Copy every line of the records below where the word "NUOVO" occurs.

Data records
##############################

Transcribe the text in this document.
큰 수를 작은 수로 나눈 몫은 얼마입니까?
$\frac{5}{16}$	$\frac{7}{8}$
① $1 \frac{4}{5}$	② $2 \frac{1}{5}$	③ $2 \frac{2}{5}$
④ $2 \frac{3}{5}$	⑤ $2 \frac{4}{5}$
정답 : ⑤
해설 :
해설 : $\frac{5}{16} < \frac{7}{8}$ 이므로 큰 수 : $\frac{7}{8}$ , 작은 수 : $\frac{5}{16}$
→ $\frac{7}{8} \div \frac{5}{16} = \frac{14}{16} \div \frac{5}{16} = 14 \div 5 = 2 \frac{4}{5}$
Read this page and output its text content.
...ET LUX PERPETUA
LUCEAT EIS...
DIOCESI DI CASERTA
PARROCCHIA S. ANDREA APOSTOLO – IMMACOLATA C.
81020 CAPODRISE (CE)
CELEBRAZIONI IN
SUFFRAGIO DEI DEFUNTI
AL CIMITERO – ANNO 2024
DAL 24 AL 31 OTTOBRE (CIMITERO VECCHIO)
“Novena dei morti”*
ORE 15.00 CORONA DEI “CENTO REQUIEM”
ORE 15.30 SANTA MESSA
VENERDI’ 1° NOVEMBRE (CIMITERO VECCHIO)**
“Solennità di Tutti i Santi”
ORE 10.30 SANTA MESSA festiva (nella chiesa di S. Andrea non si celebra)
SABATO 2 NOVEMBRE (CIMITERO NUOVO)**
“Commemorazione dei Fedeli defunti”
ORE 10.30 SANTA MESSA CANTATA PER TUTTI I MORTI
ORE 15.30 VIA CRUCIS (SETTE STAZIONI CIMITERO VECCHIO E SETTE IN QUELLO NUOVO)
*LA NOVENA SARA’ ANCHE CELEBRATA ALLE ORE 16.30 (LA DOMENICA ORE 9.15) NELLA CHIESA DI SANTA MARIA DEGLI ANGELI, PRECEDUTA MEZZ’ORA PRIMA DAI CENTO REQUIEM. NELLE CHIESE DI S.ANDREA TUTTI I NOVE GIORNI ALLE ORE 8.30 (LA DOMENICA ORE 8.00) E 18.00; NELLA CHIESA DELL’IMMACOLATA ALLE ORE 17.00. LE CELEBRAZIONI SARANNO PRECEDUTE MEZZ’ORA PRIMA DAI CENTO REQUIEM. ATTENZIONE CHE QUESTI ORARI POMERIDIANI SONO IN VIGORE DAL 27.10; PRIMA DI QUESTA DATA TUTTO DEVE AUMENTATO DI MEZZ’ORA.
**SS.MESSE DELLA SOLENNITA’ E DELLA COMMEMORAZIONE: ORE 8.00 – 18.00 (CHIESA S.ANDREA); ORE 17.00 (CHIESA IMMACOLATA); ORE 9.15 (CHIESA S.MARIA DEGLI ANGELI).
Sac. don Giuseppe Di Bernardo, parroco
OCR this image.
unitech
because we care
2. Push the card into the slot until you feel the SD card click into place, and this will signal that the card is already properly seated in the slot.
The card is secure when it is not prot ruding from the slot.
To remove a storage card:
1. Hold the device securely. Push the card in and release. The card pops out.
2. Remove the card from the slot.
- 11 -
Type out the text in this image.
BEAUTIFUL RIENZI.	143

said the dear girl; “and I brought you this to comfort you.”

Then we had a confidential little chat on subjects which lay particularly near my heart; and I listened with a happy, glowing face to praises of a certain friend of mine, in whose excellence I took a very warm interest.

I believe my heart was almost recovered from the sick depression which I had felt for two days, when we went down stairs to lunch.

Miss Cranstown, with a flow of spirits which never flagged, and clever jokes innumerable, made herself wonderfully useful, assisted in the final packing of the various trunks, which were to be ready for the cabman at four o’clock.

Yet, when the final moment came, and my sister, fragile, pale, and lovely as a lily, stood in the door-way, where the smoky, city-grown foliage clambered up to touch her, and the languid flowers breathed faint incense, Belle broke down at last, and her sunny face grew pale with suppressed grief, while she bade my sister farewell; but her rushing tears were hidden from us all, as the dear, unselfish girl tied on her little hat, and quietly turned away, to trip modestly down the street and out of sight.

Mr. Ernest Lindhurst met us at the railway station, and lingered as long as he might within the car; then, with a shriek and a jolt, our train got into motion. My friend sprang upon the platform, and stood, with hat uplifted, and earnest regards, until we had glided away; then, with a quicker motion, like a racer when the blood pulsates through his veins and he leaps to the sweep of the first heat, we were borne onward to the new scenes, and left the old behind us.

##############################

— Result for this exercise —
SABATO 2 NOVEMBRE (CIMITERO NUOVO)**
ORE 15.30 VIA CRUCIS (SETTE STAZIONI CIMITERO VECCHIO E SETTE IN QUELLO NUOVO)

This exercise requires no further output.